PROMPT
Go through the material below and copy all lines with "username".

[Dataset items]
========================================

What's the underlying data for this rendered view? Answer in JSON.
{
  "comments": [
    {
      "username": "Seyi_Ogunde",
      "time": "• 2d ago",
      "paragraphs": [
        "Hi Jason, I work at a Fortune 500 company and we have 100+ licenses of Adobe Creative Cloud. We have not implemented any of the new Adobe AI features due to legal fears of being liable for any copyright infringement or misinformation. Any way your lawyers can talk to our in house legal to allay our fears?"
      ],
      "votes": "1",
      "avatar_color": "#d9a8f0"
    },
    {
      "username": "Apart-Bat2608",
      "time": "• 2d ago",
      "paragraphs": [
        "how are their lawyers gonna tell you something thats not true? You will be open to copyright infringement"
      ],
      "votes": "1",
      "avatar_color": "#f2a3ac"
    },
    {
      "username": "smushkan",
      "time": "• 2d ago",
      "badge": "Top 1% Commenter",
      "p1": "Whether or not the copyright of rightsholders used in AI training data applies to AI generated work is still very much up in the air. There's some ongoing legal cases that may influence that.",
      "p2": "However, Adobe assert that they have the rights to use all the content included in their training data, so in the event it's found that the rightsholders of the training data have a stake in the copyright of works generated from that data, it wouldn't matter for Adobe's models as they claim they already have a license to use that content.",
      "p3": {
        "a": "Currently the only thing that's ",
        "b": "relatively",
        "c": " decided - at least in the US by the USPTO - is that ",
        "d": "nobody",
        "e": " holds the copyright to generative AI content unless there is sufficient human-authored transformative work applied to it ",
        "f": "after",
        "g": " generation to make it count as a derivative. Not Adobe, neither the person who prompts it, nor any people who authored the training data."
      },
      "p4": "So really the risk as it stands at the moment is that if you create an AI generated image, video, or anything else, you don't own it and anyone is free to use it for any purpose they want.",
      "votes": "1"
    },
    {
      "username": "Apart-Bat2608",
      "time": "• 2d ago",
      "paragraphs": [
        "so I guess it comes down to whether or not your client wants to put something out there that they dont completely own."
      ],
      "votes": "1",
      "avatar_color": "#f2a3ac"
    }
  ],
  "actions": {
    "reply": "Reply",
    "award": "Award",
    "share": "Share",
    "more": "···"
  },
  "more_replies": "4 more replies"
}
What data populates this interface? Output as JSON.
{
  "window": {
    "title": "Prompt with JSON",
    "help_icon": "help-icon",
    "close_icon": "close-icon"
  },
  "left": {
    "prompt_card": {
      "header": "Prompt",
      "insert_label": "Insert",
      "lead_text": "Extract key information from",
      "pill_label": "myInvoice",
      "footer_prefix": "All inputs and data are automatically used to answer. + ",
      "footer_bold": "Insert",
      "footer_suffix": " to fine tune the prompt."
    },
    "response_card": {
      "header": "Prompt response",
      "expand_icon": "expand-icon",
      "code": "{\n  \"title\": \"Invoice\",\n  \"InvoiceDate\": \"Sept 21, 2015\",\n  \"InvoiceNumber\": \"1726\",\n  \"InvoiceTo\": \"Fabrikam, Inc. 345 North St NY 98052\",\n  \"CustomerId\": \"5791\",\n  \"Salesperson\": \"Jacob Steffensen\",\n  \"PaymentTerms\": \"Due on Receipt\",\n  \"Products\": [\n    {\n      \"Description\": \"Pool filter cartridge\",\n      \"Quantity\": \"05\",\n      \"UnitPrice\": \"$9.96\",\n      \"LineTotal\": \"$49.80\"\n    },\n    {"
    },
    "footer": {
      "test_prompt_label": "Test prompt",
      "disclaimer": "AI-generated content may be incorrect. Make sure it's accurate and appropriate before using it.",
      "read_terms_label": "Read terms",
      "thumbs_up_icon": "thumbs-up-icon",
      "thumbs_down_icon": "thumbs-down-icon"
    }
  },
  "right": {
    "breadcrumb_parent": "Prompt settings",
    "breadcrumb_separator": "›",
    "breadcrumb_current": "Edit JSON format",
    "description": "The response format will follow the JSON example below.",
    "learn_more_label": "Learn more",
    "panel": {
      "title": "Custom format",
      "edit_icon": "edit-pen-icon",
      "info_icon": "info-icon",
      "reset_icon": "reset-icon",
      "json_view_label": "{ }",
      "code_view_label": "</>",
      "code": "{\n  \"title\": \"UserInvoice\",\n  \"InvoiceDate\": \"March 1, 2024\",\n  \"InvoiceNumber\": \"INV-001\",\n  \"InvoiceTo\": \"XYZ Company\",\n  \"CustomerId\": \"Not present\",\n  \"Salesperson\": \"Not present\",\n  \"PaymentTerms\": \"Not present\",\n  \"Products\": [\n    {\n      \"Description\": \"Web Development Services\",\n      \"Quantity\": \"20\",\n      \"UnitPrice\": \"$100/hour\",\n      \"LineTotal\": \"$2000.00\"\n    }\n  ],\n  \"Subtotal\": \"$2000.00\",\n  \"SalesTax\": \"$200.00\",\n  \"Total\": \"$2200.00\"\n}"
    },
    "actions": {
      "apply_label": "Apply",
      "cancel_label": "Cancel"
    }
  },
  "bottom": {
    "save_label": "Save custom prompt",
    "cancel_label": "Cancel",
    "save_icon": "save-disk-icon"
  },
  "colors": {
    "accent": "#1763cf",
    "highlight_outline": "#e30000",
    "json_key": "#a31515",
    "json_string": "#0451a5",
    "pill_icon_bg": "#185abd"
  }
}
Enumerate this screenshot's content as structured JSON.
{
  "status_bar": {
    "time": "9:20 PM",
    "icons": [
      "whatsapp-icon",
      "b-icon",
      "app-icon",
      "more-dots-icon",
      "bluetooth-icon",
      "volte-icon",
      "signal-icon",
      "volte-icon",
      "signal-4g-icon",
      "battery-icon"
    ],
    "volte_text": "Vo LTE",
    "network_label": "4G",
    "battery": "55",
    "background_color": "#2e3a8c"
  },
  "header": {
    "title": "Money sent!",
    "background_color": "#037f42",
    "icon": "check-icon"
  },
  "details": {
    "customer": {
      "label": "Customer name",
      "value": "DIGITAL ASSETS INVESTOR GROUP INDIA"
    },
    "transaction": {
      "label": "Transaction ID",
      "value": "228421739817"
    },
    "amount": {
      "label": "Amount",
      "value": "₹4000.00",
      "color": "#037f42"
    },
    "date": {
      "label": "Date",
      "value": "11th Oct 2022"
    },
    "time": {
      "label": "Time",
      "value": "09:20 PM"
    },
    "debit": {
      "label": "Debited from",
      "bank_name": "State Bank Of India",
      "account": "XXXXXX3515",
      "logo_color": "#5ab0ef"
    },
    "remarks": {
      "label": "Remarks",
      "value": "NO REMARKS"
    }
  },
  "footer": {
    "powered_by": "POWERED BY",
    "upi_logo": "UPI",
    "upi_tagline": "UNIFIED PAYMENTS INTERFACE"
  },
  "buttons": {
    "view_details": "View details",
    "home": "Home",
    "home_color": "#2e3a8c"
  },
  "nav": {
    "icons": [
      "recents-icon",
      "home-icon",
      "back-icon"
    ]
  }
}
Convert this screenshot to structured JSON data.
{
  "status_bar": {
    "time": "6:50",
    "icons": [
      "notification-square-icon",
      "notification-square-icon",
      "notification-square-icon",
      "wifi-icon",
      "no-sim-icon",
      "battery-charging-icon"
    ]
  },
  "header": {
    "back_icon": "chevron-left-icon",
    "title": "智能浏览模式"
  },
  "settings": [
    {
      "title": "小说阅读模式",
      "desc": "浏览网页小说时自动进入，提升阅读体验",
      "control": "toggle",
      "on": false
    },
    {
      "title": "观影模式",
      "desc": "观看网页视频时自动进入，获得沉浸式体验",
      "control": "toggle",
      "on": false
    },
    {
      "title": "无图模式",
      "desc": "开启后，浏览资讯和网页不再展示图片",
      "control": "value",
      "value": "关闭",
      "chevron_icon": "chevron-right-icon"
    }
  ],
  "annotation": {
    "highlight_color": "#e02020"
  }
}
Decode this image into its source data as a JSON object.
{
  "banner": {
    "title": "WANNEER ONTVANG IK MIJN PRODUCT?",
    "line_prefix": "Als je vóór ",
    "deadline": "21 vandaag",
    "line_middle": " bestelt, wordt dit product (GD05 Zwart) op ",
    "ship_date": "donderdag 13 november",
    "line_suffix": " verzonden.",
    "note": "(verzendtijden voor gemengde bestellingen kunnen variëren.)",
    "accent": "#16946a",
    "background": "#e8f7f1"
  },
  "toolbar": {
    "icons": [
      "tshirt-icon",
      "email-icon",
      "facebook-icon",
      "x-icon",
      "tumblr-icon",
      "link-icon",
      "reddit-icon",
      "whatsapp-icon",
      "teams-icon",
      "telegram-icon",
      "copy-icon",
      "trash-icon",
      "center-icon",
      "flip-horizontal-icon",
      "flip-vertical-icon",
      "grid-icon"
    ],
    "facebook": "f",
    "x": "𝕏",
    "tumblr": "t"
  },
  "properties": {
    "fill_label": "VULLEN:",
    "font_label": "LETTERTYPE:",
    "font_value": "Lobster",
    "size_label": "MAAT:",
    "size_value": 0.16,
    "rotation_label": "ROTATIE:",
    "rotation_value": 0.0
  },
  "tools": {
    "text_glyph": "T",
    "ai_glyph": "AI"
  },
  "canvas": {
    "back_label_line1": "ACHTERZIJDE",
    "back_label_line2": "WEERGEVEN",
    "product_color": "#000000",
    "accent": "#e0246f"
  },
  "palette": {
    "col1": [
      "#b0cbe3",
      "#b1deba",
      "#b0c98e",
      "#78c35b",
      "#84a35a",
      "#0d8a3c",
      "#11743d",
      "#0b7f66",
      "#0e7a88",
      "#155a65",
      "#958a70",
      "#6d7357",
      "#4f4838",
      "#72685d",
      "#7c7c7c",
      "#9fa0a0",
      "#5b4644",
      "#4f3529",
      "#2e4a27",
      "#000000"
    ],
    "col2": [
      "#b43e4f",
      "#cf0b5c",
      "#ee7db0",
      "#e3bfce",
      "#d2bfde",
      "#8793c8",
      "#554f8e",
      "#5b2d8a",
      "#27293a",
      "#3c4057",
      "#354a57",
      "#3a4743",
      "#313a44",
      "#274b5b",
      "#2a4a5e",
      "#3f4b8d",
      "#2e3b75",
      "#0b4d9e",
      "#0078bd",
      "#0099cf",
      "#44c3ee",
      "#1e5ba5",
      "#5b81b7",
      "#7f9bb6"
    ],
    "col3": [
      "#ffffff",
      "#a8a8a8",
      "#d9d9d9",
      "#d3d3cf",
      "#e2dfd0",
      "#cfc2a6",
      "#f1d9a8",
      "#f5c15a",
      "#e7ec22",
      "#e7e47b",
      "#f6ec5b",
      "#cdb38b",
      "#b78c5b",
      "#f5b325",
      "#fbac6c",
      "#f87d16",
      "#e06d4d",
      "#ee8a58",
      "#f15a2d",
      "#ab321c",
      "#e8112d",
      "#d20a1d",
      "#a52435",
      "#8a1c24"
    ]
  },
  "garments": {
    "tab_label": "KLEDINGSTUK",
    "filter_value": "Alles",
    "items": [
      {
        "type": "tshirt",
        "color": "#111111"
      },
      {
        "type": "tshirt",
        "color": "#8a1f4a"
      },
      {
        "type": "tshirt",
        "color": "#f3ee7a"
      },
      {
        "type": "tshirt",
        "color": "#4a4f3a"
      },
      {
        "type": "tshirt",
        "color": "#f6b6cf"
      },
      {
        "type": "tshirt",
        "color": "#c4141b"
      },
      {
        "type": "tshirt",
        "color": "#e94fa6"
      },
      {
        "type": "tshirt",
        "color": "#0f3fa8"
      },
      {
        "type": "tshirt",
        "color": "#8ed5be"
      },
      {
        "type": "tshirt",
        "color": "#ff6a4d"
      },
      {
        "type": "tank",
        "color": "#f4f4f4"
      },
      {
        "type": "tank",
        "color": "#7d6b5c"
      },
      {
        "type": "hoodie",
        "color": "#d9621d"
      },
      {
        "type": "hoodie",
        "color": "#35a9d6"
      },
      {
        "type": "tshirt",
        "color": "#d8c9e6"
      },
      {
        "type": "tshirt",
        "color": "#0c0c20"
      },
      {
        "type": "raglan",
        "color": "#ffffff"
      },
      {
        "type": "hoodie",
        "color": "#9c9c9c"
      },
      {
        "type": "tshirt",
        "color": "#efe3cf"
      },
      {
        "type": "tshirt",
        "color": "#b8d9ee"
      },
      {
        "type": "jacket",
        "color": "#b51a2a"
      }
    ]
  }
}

========================================

RESULT OF THE TASK
      "username": "Seyi_Ogunde",
      "username": "Apart-Bat2608",
      "username": "smushkan",
      "username": "Apart-Bat2608",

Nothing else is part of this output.